> **Short problem**:
Reproduce every entry exactly as shown.
▽
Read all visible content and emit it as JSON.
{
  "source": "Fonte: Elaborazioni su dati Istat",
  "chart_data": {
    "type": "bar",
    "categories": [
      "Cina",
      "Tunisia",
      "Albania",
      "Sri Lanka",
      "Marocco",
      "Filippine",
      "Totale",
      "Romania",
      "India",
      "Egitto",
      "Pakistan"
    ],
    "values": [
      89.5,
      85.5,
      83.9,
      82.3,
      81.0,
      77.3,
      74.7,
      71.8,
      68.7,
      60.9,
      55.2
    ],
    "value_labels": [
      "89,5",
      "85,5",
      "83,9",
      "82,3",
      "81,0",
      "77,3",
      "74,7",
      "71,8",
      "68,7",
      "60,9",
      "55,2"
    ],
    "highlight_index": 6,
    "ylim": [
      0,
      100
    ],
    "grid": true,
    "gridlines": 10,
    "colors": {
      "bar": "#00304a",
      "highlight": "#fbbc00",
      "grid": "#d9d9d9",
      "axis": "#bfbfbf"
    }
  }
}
△
> **Task result**:
Read all visible content and emit it as JSON.
{
  "source": "Fonte: Elaborazioni su dati Istat",
  "chart_data": {
    "type": "bar",
    "categories": [
      "Cina",
      "Tunisia",
      "Albania",
      "Sri Lanka",
      "Marocco",
      "Filippine",
      "Totale",
      "Romania",
      "India",
      "Egitto",
      "Pakistan"
    ],
    "values": [
      89.5,
      85.5,
      83.9,
      82.3,
      81.0,
      77.3,
      74.7,
      71.8,
      68.7,
      60.9,
      55.2
    ],
    "value_labels": [
      "89,5",
      "85,5",
      "83,9",
      "82,3",
      "81,0",
      "77,3",
      "74,7",
      "71,8",
      "68,7",
      "60,9",
      "55,2"
    ],
    "highlight_index": 6,
    "ylim": [
      0,
      100
    ],
    "grid": true,
    "gridlines": 10,
    "colors": {
      "bar": "#00304a",
      "highlight": "#fbbc00",
      "grid": "#d9d9d9",
      "axis": "#bfbfbf"
    }
  }
}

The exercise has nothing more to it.